Job
Skip the images and return the records below exactly.
— Begin —
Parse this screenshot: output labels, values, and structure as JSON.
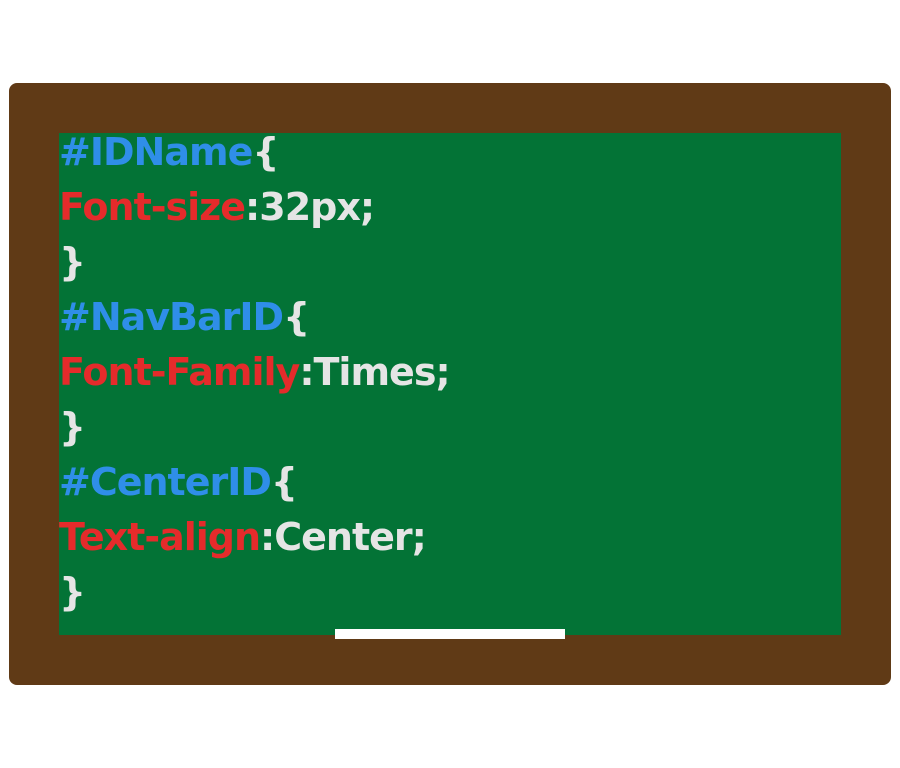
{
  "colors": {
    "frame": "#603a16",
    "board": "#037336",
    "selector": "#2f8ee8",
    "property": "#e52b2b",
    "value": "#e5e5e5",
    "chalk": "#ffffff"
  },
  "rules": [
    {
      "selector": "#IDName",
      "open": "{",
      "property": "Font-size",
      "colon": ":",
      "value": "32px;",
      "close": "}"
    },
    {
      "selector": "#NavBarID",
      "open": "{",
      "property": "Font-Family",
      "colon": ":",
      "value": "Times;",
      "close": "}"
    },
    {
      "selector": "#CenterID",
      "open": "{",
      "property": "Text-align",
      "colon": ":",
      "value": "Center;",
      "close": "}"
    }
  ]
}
— End —
Exercise result
Parse this screenshot: output labels, values, and structure as JSON.
{
  "colors": {
    "frame": "#603a16",
    "board": "#037336",
    "selector": "#2f8ee8",
    "property": "#e52b2b",
    "value": "#e5e5e5",
    "chalk": "#ffffff"
  },
  "rules": [
    {
      "selector": "#IDName",
      "open": "{",
      "property": "Font-size",
      "colon": ":",
      "value": "32px;",
      "close": "}"
    },
    {
      "selector": "#NavBarID",
      "open": "{",
      "property": "Font-Family",
      "colon": ":",
      "value": "Times;",
      "close": "}"
    },
    {
      "selector": "#CenterID",
      "open": "{",
      "property": "Text-align",
      "colon": ":",
      "value": "Center;",
      "close": "}"
    }
  ]
}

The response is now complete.